### Required work
Wherever the word "screenshot" occurs in the listing, copy the whole line.

### Records provided
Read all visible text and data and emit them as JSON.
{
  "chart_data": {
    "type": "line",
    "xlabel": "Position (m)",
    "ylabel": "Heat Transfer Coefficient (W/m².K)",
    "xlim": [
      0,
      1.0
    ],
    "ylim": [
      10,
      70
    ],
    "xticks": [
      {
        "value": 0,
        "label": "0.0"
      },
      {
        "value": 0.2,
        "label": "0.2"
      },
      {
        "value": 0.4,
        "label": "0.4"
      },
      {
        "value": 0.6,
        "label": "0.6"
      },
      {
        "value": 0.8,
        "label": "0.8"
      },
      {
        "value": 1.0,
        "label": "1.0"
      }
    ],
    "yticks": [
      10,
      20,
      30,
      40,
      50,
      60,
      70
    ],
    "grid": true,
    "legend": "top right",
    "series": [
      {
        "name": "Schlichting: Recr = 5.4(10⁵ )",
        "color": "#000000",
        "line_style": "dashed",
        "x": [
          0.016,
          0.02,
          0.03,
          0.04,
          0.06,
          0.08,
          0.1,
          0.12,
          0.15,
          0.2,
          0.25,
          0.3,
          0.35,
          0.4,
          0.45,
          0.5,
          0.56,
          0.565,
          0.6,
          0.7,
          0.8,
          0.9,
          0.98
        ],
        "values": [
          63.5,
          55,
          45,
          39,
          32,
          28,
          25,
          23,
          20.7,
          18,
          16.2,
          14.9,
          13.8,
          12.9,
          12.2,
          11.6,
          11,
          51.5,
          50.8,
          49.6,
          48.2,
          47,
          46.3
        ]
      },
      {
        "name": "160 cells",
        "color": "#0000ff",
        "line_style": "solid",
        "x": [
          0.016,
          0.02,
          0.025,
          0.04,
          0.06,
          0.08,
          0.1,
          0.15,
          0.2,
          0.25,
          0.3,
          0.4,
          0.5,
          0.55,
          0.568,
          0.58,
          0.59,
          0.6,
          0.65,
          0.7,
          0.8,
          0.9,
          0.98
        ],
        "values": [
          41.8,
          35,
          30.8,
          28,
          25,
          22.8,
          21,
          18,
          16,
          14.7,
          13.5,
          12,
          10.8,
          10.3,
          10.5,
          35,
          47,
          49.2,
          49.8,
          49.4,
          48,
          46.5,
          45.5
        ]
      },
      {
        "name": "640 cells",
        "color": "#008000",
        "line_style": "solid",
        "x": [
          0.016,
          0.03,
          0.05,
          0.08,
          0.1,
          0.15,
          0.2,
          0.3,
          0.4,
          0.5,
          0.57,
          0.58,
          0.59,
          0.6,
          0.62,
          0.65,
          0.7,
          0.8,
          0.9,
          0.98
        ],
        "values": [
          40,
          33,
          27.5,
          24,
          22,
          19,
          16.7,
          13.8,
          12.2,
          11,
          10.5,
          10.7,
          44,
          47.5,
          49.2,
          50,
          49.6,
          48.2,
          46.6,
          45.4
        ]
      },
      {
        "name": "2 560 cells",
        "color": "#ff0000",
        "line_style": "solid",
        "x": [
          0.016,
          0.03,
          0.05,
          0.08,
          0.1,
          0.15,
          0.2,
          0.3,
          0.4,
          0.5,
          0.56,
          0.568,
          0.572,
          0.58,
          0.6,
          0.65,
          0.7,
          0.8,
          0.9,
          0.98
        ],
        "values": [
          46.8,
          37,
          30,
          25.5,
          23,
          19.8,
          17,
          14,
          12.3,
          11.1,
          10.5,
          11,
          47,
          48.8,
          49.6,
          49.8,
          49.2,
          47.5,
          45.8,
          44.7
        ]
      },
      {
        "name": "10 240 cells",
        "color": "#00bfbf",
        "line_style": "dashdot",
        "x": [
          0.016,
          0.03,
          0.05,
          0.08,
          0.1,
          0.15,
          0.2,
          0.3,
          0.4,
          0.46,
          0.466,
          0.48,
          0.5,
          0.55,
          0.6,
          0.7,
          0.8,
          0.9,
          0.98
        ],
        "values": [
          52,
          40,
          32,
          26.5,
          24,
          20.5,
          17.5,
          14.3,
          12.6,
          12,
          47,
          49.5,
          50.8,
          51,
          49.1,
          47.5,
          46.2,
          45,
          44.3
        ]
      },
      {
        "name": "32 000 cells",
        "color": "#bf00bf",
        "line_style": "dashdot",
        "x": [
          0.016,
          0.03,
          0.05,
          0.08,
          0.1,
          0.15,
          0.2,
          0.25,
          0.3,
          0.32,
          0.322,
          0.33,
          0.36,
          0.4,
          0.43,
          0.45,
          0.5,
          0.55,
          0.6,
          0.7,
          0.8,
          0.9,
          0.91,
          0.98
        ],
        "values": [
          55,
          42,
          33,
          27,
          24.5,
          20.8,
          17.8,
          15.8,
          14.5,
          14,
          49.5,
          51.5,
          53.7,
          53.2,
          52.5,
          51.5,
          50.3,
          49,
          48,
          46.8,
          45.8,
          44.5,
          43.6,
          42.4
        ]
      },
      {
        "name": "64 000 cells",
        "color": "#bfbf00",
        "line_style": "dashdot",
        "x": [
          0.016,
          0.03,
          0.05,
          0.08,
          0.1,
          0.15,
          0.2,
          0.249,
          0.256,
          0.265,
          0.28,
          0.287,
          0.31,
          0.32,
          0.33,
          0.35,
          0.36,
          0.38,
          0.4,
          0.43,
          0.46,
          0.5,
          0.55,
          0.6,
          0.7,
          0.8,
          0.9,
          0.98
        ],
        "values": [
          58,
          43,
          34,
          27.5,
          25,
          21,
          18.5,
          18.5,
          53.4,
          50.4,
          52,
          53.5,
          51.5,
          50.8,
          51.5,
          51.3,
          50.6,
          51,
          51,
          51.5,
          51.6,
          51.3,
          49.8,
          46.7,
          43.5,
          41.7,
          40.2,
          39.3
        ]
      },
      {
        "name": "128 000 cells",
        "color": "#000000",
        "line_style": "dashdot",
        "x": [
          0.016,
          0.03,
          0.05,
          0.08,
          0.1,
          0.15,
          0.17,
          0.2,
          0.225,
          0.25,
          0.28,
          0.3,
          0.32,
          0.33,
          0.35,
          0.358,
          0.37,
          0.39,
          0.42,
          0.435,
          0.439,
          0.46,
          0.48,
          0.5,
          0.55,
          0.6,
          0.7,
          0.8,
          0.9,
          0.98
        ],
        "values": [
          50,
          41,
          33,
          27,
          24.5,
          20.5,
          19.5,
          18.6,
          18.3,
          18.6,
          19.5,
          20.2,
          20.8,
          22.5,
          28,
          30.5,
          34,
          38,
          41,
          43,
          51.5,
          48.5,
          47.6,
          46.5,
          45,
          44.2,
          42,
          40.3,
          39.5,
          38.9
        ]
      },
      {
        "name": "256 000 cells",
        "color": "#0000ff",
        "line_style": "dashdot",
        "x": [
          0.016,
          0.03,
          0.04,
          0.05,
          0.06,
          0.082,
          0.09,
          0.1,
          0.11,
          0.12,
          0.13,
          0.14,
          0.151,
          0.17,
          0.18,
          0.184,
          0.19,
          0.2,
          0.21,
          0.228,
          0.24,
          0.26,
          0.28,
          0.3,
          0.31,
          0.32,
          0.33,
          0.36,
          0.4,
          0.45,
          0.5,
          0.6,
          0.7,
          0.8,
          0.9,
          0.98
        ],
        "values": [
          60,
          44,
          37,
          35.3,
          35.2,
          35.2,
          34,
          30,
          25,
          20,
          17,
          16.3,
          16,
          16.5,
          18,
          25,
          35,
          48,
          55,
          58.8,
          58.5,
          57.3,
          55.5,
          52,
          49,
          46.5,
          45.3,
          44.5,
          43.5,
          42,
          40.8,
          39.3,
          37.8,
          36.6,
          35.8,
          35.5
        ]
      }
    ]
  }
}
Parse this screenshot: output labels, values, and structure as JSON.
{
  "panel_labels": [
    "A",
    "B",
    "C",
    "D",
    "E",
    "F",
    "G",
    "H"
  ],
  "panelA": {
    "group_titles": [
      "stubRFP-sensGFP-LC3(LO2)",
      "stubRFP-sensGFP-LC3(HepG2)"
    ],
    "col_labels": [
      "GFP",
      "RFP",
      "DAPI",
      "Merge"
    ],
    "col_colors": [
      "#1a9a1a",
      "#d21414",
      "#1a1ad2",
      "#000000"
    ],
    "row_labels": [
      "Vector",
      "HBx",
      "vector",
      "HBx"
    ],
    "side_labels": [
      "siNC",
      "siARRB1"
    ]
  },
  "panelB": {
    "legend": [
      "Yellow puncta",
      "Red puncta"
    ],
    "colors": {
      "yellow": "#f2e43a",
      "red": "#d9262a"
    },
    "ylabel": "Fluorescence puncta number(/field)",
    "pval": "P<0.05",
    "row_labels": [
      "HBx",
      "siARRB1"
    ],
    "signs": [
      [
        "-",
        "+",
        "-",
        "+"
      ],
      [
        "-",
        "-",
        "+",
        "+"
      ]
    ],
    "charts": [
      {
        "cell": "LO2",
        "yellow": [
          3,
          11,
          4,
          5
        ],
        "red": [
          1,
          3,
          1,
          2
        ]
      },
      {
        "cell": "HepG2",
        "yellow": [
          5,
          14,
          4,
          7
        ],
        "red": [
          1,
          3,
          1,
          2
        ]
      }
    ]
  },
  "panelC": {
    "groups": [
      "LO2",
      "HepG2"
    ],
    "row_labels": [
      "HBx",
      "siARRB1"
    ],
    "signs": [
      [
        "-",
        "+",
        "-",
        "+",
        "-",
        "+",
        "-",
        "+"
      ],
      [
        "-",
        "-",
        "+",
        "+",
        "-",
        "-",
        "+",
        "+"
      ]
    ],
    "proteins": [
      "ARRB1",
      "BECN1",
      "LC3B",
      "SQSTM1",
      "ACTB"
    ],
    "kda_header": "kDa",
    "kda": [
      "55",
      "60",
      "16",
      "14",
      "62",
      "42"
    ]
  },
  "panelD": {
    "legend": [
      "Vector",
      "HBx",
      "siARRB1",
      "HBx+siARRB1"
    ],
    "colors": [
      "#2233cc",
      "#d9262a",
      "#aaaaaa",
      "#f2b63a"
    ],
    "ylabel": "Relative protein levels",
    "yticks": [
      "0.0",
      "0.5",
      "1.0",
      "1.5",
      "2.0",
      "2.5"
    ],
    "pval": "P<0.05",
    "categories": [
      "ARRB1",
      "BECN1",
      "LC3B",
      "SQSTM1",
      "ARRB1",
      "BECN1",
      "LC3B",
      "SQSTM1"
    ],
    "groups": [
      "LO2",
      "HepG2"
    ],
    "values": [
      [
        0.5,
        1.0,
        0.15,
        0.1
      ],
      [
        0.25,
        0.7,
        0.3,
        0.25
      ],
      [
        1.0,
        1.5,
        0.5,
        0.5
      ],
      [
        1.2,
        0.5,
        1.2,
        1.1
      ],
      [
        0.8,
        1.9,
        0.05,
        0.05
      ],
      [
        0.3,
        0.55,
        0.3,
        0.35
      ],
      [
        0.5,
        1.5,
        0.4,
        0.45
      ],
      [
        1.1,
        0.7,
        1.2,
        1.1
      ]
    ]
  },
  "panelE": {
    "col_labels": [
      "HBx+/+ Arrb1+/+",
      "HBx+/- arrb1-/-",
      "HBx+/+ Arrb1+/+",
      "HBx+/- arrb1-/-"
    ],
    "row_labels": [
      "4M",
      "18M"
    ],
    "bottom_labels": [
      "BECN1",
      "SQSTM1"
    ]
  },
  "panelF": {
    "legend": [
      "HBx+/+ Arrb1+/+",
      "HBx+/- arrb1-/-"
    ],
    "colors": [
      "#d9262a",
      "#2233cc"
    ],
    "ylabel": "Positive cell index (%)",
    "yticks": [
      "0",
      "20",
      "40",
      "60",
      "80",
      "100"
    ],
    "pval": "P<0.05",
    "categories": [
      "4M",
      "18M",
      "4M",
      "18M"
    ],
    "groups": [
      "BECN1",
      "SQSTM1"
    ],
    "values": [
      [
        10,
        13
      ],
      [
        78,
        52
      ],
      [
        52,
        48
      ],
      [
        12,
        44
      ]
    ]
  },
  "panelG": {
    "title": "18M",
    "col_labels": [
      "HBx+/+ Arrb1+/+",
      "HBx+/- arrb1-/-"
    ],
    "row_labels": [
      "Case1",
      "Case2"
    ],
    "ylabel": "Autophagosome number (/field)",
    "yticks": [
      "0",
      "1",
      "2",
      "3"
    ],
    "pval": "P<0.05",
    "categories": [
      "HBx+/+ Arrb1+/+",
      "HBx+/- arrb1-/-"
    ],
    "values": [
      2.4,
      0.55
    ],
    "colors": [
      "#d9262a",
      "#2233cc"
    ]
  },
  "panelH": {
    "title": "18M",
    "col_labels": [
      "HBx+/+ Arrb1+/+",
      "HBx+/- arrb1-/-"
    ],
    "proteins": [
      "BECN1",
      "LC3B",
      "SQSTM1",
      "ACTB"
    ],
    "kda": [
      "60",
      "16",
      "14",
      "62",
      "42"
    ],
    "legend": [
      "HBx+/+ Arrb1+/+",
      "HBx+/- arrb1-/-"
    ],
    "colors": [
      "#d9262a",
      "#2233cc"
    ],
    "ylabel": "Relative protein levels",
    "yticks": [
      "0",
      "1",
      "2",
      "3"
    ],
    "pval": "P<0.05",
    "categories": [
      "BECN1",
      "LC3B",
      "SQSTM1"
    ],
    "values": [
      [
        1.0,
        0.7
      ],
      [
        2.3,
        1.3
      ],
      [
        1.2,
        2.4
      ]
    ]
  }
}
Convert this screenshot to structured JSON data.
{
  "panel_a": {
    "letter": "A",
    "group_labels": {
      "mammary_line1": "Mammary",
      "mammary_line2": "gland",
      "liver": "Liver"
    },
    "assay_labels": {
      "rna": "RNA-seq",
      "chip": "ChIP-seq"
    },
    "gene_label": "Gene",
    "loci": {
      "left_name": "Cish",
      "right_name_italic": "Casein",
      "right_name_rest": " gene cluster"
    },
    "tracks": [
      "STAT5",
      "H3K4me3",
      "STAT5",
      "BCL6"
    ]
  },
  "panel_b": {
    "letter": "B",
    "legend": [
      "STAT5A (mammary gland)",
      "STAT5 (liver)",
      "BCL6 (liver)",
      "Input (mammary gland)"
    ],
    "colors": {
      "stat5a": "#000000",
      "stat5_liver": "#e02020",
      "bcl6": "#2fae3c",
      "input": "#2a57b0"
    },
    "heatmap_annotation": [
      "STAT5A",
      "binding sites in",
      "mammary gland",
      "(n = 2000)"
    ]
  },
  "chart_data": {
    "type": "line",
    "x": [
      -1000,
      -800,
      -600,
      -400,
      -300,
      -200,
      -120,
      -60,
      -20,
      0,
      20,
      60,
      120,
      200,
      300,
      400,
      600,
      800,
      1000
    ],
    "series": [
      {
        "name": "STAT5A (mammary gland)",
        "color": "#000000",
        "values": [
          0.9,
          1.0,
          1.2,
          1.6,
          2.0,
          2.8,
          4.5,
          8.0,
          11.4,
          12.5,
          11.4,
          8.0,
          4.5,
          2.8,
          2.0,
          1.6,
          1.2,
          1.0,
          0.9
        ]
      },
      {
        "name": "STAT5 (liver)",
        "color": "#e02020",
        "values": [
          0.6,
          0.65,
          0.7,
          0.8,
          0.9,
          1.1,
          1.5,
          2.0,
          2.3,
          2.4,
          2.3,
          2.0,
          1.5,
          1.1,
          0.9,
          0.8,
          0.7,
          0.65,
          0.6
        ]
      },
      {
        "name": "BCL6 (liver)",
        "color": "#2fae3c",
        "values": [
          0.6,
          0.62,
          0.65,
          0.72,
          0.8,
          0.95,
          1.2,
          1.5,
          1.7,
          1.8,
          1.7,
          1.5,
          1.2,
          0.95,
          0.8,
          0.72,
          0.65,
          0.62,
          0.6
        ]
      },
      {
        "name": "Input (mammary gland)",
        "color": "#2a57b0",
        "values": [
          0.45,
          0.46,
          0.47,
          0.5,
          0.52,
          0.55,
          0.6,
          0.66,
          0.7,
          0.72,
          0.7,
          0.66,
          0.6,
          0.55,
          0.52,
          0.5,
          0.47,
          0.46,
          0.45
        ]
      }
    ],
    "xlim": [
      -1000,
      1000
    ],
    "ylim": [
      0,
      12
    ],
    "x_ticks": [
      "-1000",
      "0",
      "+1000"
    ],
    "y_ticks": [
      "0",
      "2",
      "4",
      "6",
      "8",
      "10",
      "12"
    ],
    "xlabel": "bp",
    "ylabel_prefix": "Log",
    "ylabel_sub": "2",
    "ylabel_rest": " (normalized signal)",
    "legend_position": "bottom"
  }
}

### Result
Parse this screenshot: output labels, values, and structure as JSON.
Convert this screenshot to structured JSON data.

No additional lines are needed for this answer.